### [Problem to solve]
Each line below should be reproduced without any alteration.

/---

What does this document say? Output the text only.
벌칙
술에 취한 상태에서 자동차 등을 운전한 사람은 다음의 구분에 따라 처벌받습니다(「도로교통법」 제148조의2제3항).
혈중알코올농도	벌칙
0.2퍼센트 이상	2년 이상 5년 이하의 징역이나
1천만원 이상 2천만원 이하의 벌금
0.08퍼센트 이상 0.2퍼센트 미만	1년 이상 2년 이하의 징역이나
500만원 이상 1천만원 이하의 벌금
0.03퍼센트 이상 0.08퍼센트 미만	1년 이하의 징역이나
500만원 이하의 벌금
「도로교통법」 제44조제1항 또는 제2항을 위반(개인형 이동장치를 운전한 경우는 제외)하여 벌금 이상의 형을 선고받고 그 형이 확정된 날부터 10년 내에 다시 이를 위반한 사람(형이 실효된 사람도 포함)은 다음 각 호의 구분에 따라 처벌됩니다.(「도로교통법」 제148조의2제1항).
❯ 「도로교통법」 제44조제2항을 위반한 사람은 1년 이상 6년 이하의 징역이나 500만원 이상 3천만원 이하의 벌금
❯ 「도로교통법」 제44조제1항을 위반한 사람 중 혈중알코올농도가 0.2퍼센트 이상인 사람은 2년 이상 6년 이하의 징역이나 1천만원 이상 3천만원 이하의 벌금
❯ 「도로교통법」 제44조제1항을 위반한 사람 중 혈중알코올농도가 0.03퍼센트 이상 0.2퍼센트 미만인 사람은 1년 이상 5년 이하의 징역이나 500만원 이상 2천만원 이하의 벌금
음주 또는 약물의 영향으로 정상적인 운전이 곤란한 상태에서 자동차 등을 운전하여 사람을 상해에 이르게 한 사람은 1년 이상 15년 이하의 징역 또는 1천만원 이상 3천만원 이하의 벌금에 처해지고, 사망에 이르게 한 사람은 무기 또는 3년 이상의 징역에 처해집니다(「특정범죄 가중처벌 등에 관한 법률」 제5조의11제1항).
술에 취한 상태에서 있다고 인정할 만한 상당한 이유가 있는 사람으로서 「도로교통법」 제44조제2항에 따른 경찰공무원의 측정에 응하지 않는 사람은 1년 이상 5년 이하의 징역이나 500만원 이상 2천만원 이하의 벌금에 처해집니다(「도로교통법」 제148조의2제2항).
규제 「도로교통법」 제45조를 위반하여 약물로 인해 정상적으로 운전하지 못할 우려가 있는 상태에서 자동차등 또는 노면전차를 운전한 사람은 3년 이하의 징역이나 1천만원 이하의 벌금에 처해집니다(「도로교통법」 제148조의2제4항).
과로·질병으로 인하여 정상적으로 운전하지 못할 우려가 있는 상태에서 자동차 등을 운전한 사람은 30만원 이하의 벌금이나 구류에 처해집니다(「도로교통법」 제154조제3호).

\---

### [Completed exercise]
What does this document say? Output the text only.
벌칙
술에 취한 상태에서 자동차 등을 운전한 사람은 다음의 구분에 따라 처벌받습니다(「도로교통법」 제148조의2제3항).
혈중알코올농도	벌칙
0.2퍼센트 이상	2년 이상 5년 이하의 징역이나
1천만원 이상 2천만원 이하의 벌금
0.08퍼센트 이상 0.2퍼센트 미만	1년 이상 2년 이하의 징역이나
500만원 이상 1천만원 이하의 벌금
0.03퍼센트 이상 0.08퍼센트 미만	1년 이하의 징역이나
500만원 이하의 벌금
「도로교통법」 제44조제1항 또는 제2항을 위반(개인형 이동장치를 운전한 경우는 제외)하여 벌금 이상의 형을 선고받고 그 형이 확정된 날부터 10년 내에 다시 이를 위반한 사람(형이 실효된 사람도 포함)은 다음 각 호의 구분에 따라 처벌됩니다.(「도로교통법」 제148조의2제1항).
❯ 「도로교통법」 제44조제2항을 위반한 사람은 1년 이상 6년 이하의 징역이나 500만원 이상 3천만원 이하의 벌금
❯ 「도로교통법」 제44조제1항을 위반한 사람 중 혈중알코올농도가 0.2퍼센트 이상인 사람은 2년 이상 6년 이하의 징역이나 1천만원 이상 3천만원 이하의 벌금
❯ 「도로교통법」 제44조제1항을 위반한 사람 중 혈중알코올농도가 0.03퍼센트 이상 0.2퍼센트 미만인 사람은 1년 이상 5년 이하의 징역이나 500만원 이상 2천만원 이하의 벌금
음주 또는 약물의 영향으로 정상적인 운전이 곤란한 상태에서 자동차 등을 운전하여 사람을 상해에 이르게 한 사람은 1년 이상 15년 이하의 징역 또는 1천만원 이상 3천만원 이하의 벌금에 처해지고, 사망에 이르게 한 사람은 무기 또는 3년 이상의 징역에 처해집니다(「특정범죄 가중처벌 등에 관한 법률」 제5조의11제1항).
술에 취한 상태에서 있다고 인정할 만한 상당한 이유가 있는 사람으로서 「도로교통법」 제44조제2항에 따른 경찰공무원의 측정에 응하지 않는 사람은 1년 이상 5년 이하의 징역이나 500만원 이상 2천만원 이하의 벌금에 처해집니다(「도로교통법」 제148조의2제2항).
규제 「도로교통법」 제45조를 위반하여 약물로 인해 정상적으로 운전하지 못할 우려가 있는 상태에서 자동차등 또는 노면전차를 운전한 사람은 3년 이하의 징역이나 1천만원 이하의 벌금에 처해집니다(「도로교통법」 제148조의2제4항).
과로·질병으로 인하여 정상적으로 운전하지 못할 우려가 있는 상태에서 자동차 등을 운전한 사람은 30만원 이하의 벌금이나 구류에 처해집니다(「도로교통법」 제154조제3호).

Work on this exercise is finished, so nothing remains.